WORKING DATA:
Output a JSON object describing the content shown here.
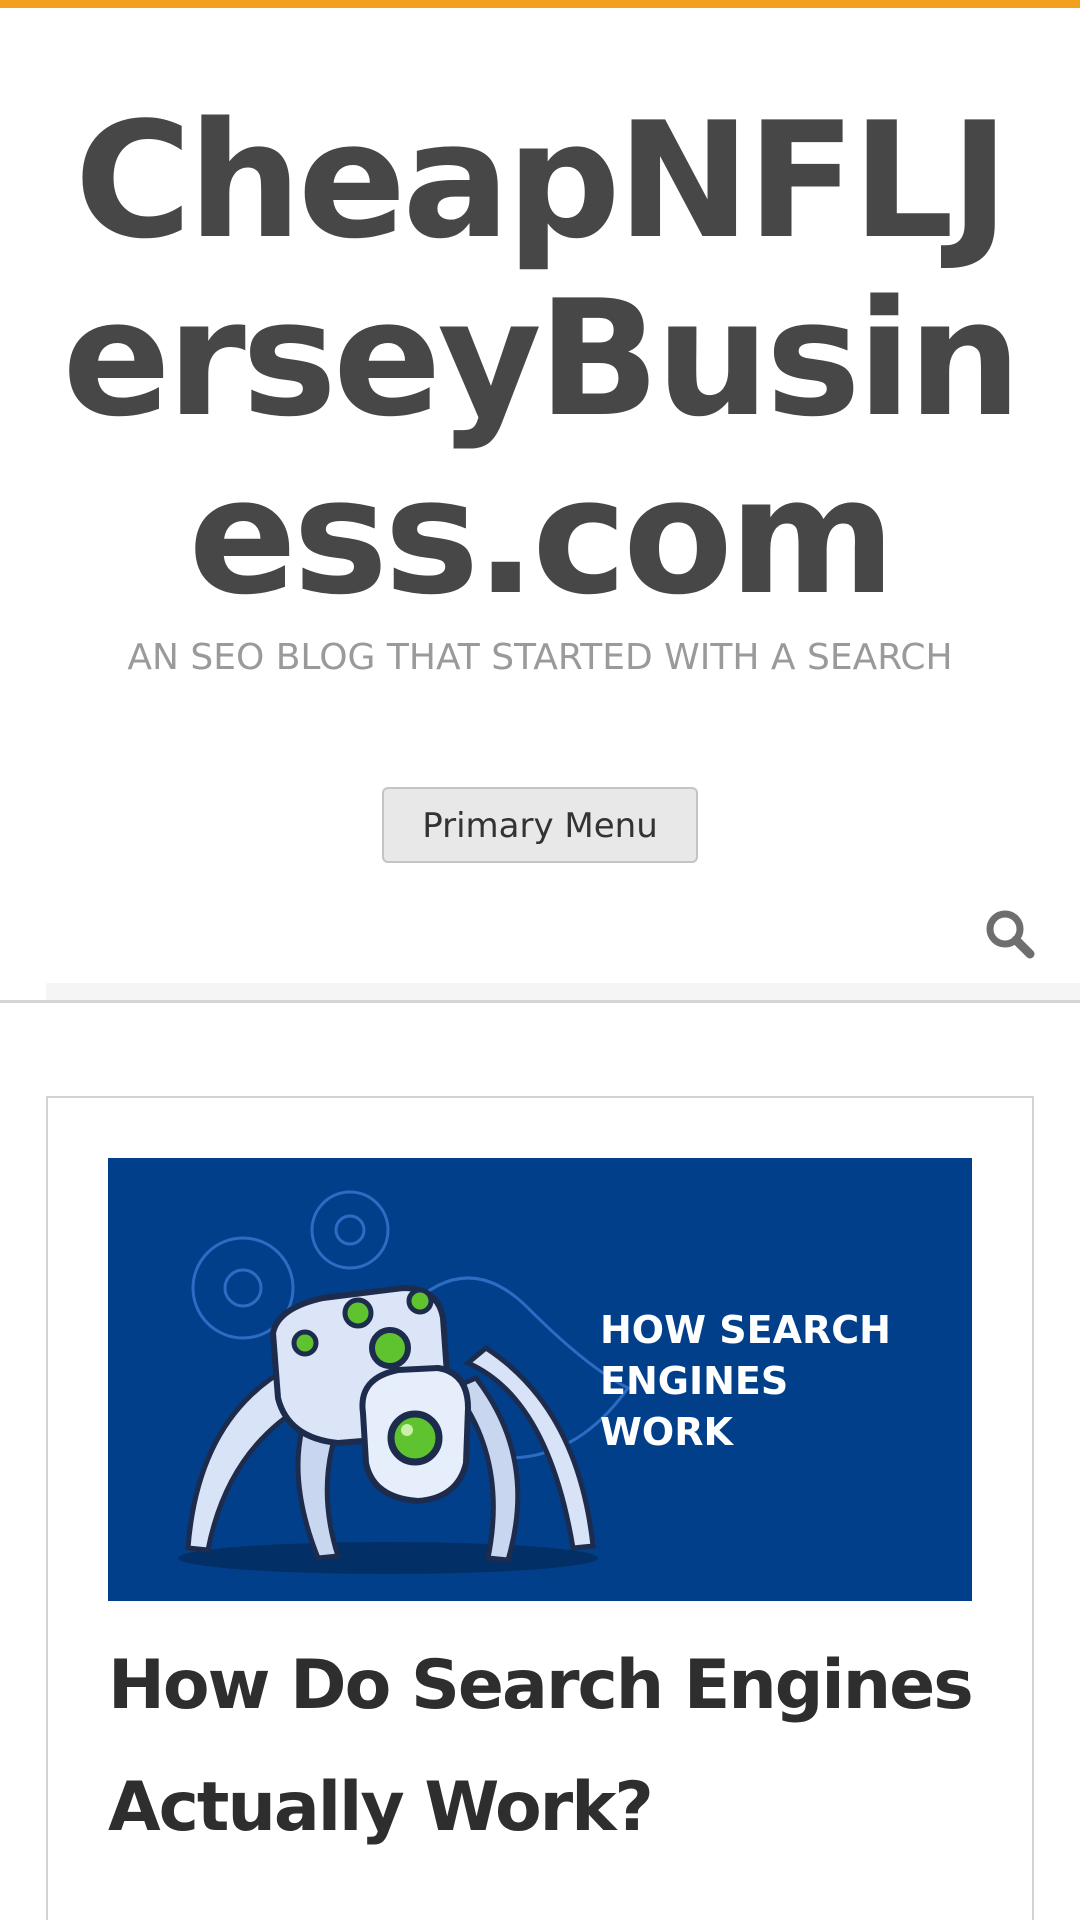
{
  "header": {
    "site_title": "CheapNFLJerseyBusiness.com",
    "tagline": "AN SEO BLOG THAT STARTED WITH A SEARCH",
    "menu_button_label": "Primary Menu",
    "search_icon": "search-icon"
  },
  "post": {
    "title": "How Do Search Engines Actually Work?",
    "image": {
      "caption_lines": [
        "HOW SEARCH",
        "ENGINES",
        "WORK"
      ],
      "subject": "robot-spider-illustration"
    }
  },
  "colors": {
    "accent": "#f3a01f",
    "title_text": "#474747",
    "tagline_text": "#9a9a9a",
    "image_bg": "#023f8a",
    "robot_eye": "#5fc22f"
  }
}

SHORT PROBLEM: Reproduce the listing exactly. Leave its pictures out.

EXERCISE OUTPUT:
Output a JSON object describing the content shown here.
{
  "header": {
    "site_title": "CheapNFLJerseyBusiness.com",
    "tagline": "AN SEO BLOG THAT STARTED WITH A SEARCH",
    "menu_button_label": "Primary Menu",
    "search_icon": "search-icon"
  },
  "post": {
    "title": "How Do Search Engines Actually Work?",
    "image": {
      "caption_lines": [
        "HOW SEARCH",
        "ENGINES",
        "WORK"
      ],
      "subject": "robot-spider-illustration"
    }
  },
  "colors": {
    "accent": "#f3a01f",
    "title_text": "#474747",
    "tagline_text": "#9a9a9a",
    "image_bg": "#023f8a",
    "robot_eye": "#5fc22f"
  }
}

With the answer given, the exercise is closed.